Dataset entries:

# # #

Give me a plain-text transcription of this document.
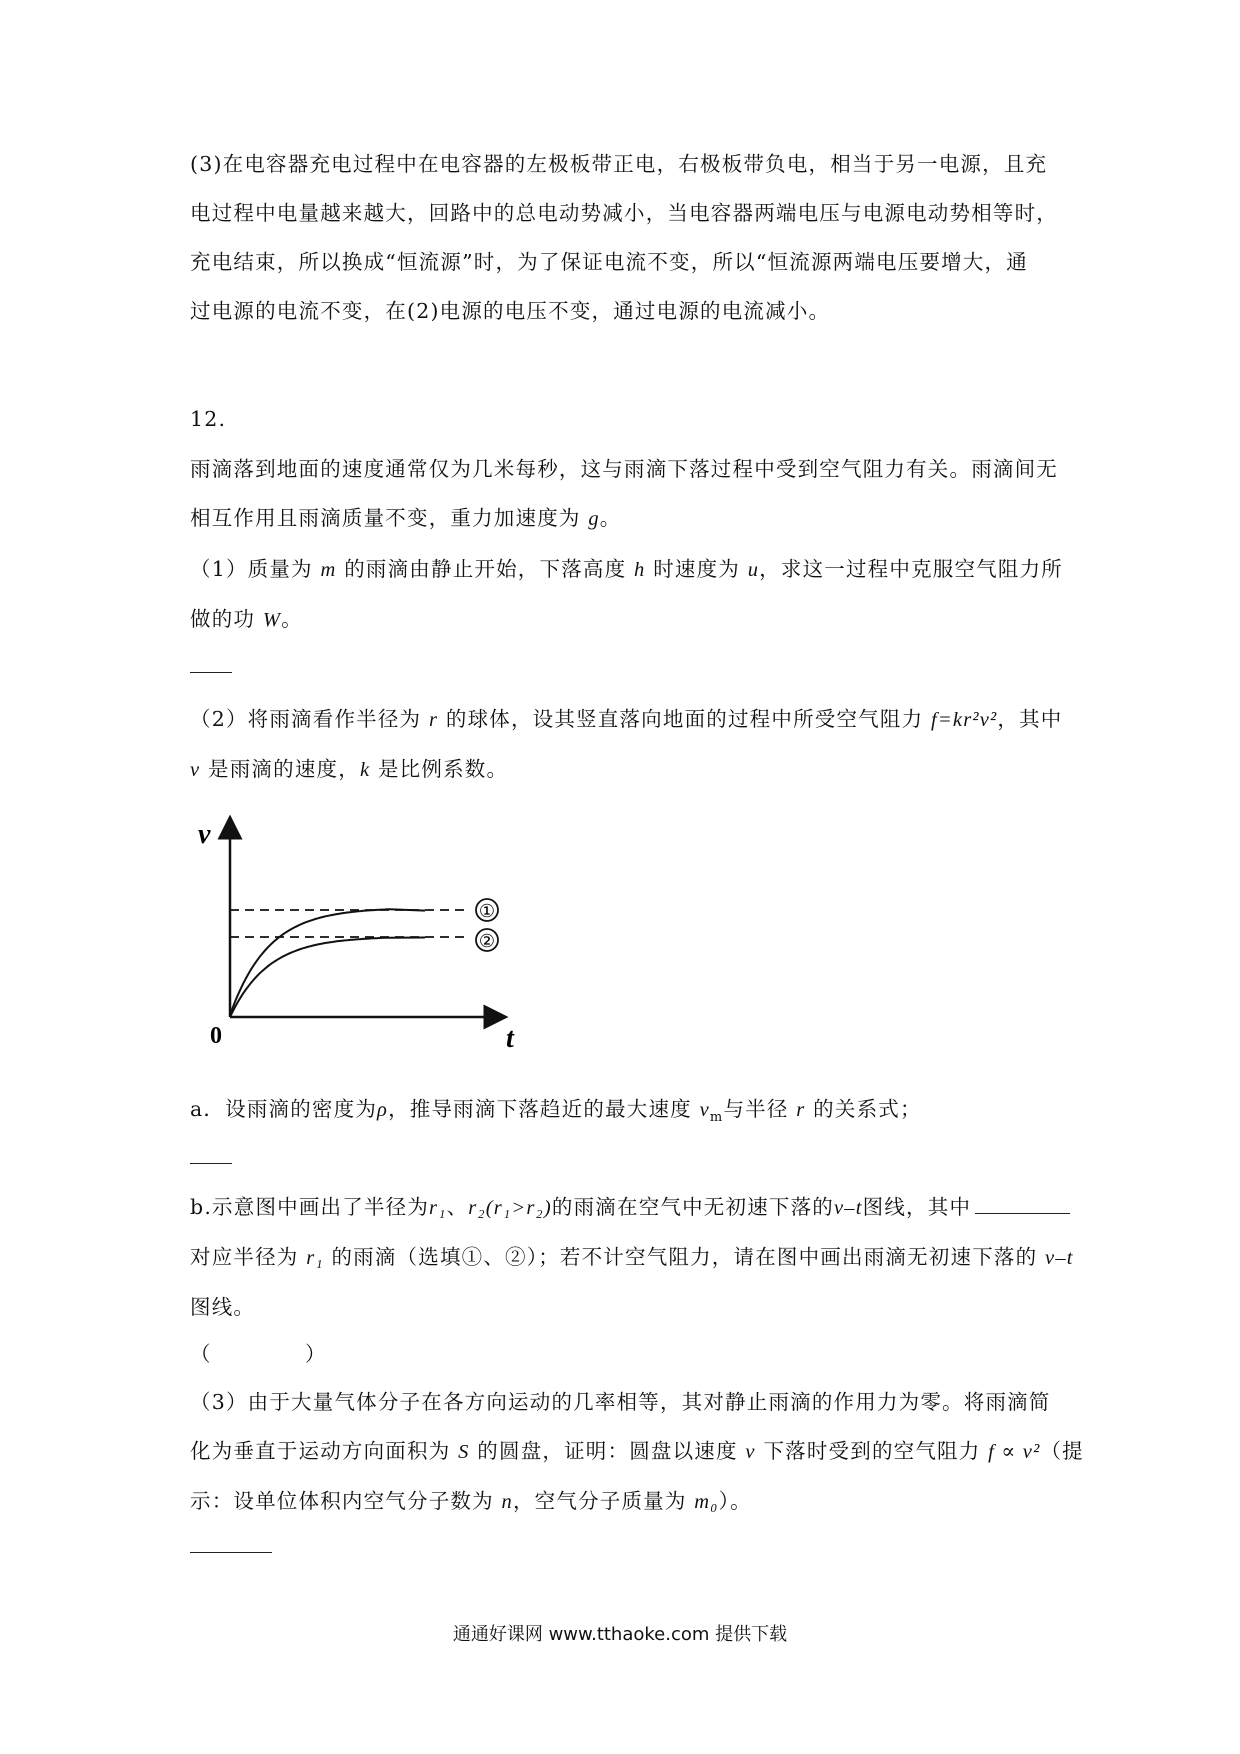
(3)在电容器充电过程中在电容器的左极板带正电，右极板带负电，相当于另一电源，且充
电过程中电量越来越大，回路中的总电动势减小，当电容器两端电压与电源电动势相等时，
充电结束，所以换成“恒流源”时，为了保证电流不变，所以“恒流源两端电压要增大，通
过电源的电流不变，在(2)电源的电压不变，通过电源的电流减小。
12.
雨滴落到地面的速度通常仅为几米每秒，这与雨滴下落过程中受到空气阻力有关。雨滴间无
相互作用且雨滴质量不变，重力加速度为 g。
（1）质量为 m 的雨滴由静止开始，下落高度 h 时速度为 u，求这一过程中克服空气阻力所
做的功 W。
（2）将雨滴看作半径为 r 的球体，设其竖直落向地面的过程中所受空气阻力 f=kr²v²，其中
v 是雨滴的速度，k 是比例系数。
v
t
0
①
②
a．设雨滴的密度为ρ，推导雨滴下落趋近的最大速度 $v_m$与半径 r 的关系式；
b.示意图中画出了半径为r₁、r₂(r₁>r₂)的雨滴在空气中无初速下落的v–t图线，其中
对应半径为 r₁ 的雨滴（选填①、②）；若不计空气阻力，请在图中画出雨滴无初速下落的 v–t
图线。
（	）
（3）由于大量气体分子在各方向运动的几率相等，其对静止雨滴的作用力为零。将雨滴简
化为垂直于运动方向面积为 S 的圆盘，证明：圆盘以速度 v 下落时受到的空气阻力 f ∝ v²（提
示：设单位体积内空气分子数为 n，空气分子质量为 m₀）。
通通好课网 www.tthaoke.com 提供下载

# # #

Reproduce the entries above word for word. Pictures stay out.

Complete response:
Give me a plain-text transcription of this document.
(3)在电容器充电过程中在电容器的左极板带正电，右极板带负电，相当于另一电源，且充
电过程中电量越来越大，回路中的总电动势减小，当电容器两端电压与电源电动势相等时，
充电结束，所以换成“恒流源”时，为了保证电流不变，所以“恒流源两端电压要增大，通
过电源的电流不变，在(2)电源的电压不变，通过电源的电流减小。
12.
雨滴落到地面的速度通常仅为几米每秒，这与雨滴下落过程中受到空气阻力有关。雨滴间无
相互作用且雨滴质量不变，重力加速度为 g。
（1）质量为 m 的雨滴由静止开始，下落高度 h 时速度为 u，求这一过程中克服空气阻力所
做的功 W。
（2）将雨滴看作半径为 r 的球体，设其竖直落向地面的过程中所受空气阻力 f=kr²v²，其中
v 是雨滴的速度，k 是比例系数。
v
t
0
①
②
a．设雨滴的密度为ρ，推导雨滴下落趋近的最大速度 $v_m$与半径 r 的关系式；
b.示意图中画出了半径为r₁、r₂(r₁>r₂)的雨滴在空气中无初速下落的v–t图线，其中
对应半径为 r₁ 的雨滴（选填①、②）；若不计空气阻力，请在图中画出雨滴无初速下落的 v–t
图线。
（	）
（3）由于大量气体分子在各方向运动的几率相等，其对静止雨滴的作用力为零。将雨滴简
化为垂直于运动方向面积为 S 的圆盘，证明：圆盘以速度 v 下落时受到的空气阻力 f ∝ v²（提
示：设单位体积内空气分子数为 n，空气分子质量为 m₀）。
通通好课网 www.tthaoke.com 提供下载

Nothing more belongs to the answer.